_TASK STATEMENT:_
Whenever a line in the data holds the string "REQUIREMENTS", copy that line.

_DATA RECORDS:_

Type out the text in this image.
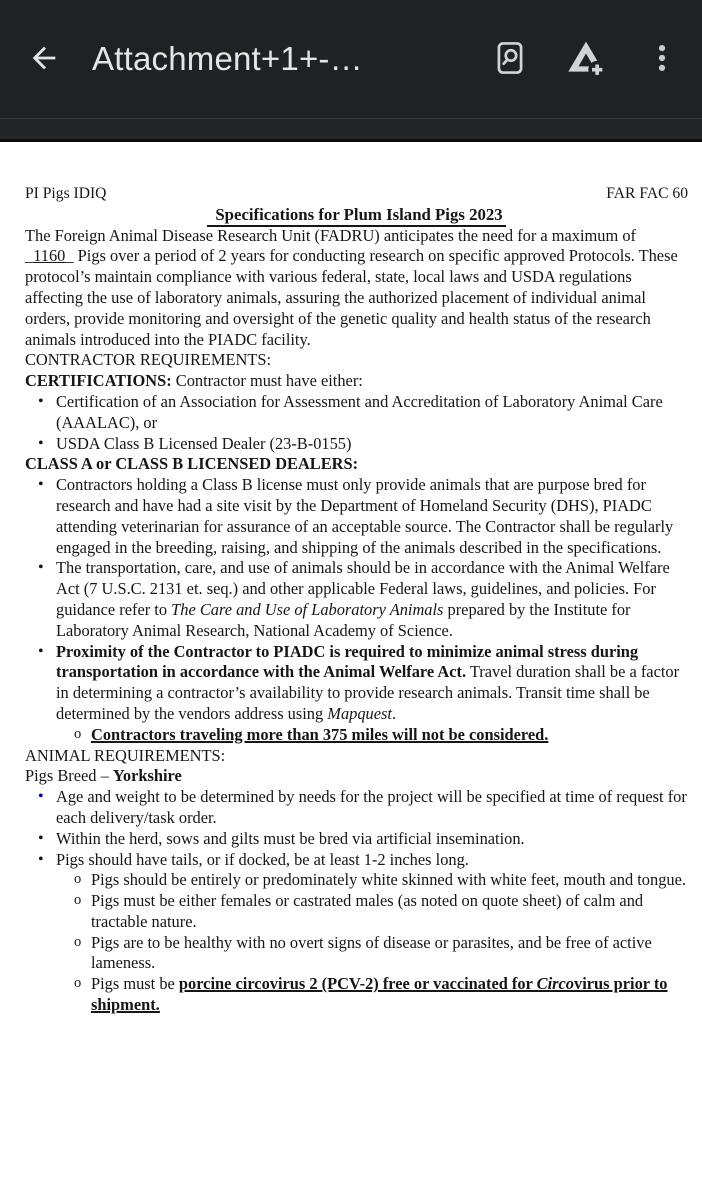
Attachment+1+-…
PI Pigs IDIQ	FAR FAC 60
Specifications for Plum Island Pigs 2023

The Foreign Animal Disease Research Unit (FADRU) anticipates the need for a maximum of _1160_ Pigs over a period of 2 years for conducting research on specific approved Protocols. These protocol’s maintain compliance with various federal, state, local laws and USDA regulations affecting the use of laboratory animals, assuring the authorized placement of individual animal orders, provide monitoring and oversight of the genetic quality and health status of the research animals introduced into the PIADC facility.

CONTRACTOR REQUIREMENTS:

CERTIFICATIONS: Contractor must have either:

• Certification of an Association for Assessment and Accreditation of Laboratory Animal Care (AAALAC), or
• USDA Class B Licensed Dealer (23-B-0155)

CLASS A or CLASS B LICENSED DEALERS:

• Contractors holding a Class B license must only provide animals that are purpose bred for research and have had a site visit by the Department of Homeland Security (DHS), PIADC attending veterinarian for assurance of an acceptable source. The Contractor shall be regularly engaged in the breeding, raising, and shipping of the animals described in the specifications.
• The transportation, care, and use of animals should be in accordance with the Animal Welfare Act (7 U.S.C. 2131 et. seq.) and other applicable Federal laws, guidelines, and policies. For guidance refer to The Care and Use of Laboratory Animals prepared by the Institute for Laboratory Animal Research, National Academy of Science.
• Proximity of the Contractor to PIADC is required to minimize animal stress during transportation in accordance with the Animal Welfare Act. Travel duration shall be a factor in determining a contractor’s availability to provide research animals. Transit time shall be determined by the vendors address using Mapquest.
o Contractors traveling more than 375 miles will not be considered.

ANIMAL REQUIREMENTS:

Pigs Breed – Yorkshire

• Age and weight to be determined by needs for the project will be specified at time of request for each delivery/task order.
• Within the herd, sows and gilts must be bred via artificial insemination.
• Pigs should have tails, or if docked, be at least 1-2 inches long.
o Pigs should be entirely or predominately white skinned with white feet, mouth and tongue.
o Pigs must be either females or castrated males (as noted on quote sheet) of calm and tractable nature.
o Pigs are to be healthy with no overt signs of disease or parasites, and be free of active lameness.
o Pigs must be porcine circovirus 2 (PCV-2) free or vaccinated for Circovirus prior to shipment.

_EXERCISE OUTPUT:_
CONTRACTOR REQUIREMENTS:
ANIMAL REQUIREMENTS:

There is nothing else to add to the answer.